» BRIEF
Write out each line in which the string "xlabel" is present.

[Collected data entries]
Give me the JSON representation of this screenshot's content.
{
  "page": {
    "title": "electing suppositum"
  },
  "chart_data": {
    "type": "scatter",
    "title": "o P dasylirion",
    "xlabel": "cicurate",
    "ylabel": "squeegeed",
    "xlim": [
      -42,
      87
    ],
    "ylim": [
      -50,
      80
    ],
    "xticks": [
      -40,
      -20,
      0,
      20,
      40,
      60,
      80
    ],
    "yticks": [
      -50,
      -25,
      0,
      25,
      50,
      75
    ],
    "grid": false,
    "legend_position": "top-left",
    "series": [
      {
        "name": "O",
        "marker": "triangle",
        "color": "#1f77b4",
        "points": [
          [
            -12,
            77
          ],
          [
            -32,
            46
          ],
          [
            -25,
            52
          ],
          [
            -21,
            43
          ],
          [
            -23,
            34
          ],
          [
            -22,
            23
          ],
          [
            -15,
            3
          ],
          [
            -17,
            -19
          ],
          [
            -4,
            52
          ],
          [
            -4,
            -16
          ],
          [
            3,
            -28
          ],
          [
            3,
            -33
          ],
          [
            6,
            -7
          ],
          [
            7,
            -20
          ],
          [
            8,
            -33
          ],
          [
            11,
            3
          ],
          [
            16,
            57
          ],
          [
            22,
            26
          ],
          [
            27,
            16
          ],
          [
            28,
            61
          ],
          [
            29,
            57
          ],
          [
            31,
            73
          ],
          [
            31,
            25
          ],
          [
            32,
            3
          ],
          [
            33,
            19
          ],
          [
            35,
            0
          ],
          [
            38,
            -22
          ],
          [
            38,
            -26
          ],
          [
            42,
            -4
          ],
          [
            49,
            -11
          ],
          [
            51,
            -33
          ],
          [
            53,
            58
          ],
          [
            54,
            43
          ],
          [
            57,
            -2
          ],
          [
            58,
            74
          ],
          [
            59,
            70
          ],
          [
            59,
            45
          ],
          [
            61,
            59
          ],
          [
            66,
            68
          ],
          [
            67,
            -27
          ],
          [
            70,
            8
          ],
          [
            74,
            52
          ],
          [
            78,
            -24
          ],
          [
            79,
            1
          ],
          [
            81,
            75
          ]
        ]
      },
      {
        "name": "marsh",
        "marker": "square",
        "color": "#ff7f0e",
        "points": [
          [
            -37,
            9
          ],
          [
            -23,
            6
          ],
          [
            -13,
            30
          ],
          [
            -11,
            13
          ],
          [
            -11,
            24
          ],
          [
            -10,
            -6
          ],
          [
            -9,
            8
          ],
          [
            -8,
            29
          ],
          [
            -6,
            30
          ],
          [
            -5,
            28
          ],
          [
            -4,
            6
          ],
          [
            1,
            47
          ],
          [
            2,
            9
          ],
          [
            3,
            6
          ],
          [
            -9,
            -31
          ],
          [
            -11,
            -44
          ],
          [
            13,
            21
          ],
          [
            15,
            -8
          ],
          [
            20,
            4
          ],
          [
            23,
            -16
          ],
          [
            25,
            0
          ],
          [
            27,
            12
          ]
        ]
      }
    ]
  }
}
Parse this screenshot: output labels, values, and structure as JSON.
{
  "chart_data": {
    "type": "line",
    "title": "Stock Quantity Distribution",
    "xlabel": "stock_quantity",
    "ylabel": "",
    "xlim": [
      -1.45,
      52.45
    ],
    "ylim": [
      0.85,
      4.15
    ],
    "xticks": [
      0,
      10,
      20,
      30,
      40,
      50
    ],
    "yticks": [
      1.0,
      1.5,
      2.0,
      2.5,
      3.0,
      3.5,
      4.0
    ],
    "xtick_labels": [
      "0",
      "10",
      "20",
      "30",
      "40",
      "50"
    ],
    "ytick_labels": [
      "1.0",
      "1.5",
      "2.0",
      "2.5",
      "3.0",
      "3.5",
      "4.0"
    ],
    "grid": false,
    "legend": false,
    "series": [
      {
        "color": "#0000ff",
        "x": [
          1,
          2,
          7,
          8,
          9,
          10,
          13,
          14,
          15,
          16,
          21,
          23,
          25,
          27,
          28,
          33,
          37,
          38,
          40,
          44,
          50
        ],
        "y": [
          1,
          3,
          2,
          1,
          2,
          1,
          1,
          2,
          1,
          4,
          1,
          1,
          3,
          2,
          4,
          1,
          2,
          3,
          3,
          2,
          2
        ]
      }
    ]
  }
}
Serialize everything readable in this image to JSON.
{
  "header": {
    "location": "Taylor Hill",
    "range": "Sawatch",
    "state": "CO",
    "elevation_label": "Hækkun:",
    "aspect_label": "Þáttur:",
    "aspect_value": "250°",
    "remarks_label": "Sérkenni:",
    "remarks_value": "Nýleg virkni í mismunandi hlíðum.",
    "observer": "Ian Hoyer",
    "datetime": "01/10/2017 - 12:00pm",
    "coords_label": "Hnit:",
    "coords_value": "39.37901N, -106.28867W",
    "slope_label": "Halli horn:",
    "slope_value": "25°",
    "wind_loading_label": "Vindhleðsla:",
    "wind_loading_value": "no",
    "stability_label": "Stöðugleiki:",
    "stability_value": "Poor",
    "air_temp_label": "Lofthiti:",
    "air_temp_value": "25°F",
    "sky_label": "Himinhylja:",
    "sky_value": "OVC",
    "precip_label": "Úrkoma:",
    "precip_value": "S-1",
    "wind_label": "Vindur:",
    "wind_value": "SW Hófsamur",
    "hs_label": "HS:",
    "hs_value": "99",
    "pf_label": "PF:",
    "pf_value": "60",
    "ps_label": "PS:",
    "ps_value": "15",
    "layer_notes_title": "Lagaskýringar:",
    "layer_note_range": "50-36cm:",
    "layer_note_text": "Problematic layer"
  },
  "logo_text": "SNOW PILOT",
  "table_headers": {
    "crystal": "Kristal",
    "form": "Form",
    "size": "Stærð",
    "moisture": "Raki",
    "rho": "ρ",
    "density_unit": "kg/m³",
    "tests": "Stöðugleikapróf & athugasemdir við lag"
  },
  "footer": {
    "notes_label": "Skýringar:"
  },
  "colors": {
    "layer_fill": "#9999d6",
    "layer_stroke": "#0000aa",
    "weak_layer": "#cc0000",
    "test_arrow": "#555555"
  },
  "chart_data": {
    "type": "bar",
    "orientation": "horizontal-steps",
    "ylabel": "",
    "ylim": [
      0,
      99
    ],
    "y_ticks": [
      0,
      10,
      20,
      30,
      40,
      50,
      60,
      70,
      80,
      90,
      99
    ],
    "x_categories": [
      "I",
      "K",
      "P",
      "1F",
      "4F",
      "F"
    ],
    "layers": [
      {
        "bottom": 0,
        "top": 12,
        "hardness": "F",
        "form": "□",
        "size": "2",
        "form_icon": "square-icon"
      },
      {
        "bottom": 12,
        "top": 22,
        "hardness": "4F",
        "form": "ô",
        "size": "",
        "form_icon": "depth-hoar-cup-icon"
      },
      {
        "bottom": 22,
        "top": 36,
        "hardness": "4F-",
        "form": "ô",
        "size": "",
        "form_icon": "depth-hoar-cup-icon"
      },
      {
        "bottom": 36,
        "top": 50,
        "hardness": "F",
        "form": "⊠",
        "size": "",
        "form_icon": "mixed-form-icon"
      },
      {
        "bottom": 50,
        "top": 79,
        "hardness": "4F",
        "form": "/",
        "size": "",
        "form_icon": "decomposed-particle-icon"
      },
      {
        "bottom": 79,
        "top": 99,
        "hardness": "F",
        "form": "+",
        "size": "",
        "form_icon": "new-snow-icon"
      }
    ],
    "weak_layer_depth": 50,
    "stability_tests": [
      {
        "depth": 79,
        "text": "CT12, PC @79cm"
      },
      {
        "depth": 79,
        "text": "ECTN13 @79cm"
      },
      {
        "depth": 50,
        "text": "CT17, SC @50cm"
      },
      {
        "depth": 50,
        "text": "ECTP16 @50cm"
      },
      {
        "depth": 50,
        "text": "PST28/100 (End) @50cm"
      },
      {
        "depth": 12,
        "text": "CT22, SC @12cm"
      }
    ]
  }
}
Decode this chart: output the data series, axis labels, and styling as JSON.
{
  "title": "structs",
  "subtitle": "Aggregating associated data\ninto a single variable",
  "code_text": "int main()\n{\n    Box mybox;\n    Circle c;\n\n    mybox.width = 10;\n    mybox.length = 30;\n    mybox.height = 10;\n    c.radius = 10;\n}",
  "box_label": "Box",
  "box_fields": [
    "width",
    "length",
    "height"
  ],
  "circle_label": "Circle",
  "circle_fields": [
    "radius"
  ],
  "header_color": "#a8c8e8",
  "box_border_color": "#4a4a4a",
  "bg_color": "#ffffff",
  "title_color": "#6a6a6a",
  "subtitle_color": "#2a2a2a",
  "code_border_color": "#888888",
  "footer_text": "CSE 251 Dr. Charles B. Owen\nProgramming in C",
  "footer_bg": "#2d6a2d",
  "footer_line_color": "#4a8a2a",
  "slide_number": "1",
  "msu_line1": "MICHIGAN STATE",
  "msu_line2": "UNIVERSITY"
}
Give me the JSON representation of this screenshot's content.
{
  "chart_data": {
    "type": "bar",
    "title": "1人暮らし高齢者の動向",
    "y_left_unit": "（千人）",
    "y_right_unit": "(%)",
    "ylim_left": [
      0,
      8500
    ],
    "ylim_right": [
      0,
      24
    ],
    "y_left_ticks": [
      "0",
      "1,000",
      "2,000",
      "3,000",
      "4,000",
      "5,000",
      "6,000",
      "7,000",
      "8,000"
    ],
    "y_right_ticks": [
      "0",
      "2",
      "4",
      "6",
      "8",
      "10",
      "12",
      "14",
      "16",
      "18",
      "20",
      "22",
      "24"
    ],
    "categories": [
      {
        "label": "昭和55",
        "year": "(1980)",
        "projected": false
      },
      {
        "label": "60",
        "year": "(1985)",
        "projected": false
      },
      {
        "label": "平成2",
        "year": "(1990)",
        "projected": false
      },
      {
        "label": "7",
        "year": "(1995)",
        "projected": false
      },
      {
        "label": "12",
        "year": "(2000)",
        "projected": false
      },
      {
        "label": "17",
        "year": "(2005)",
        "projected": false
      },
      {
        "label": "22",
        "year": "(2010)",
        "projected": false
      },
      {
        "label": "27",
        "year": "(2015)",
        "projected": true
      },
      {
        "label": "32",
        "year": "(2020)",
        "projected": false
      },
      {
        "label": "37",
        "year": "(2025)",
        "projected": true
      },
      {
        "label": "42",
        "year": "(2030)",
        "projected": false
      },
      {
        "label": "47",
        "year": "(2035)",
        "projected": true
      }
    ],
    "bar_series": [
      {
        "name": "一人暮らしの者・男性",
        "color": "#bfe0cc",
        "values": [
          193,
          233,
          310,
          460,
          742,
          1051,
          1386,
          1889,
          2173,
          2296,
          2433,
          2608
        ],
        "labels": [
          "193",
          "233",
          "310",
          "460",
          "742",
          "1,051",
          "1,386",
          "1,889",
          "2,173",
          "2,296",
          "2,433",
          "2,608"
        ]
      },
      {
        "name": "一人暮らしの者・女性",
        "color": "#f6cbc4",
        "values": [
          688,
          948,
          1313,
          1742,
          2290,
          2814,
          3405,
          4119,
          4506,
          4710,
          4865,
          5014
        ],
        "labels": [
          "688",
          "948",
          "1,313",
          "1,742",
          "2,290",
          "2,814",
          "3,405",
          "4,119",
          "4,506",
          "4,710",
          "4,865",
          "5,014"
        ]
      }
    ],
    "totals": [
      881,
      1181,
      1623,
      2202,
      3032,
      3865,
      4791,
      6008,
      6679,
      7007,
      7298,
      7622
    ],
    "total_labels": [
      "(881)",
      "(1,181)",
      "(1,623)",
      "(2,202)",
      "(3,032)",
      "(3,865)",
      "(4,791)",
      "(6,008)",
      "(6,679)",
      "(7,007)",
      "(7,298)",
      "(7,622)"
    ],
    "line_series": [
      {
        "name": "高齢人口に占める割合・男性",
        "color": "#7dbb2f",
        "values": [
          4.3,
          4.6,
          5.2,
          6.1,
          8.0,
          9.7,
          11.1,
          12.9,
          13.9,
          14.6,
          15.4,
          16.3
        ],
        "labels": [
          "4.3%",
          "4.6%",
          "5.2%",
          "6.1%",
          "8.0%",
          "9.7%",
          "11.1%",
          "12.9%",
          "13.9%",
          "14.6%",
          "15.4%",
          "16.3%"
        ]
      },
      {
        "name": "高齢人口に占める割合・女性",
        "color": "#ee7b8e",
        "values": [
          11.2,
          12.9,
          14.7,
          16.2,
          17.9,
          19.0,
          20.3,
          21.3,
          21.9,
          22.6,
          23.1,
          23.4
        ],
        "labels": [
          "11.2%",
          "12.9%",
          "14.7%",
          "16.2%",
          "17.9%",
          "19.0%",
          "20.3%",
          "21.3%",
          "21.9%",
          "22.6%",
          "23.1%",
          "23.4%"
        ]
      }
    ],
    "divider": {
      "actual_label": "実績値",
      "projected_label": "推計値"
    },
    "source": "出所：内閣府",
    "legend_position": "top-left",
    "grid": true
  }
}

» EXERCISE ANSWER
    "xlabel": "cicurate",
    "xlabel": "stock_quantity",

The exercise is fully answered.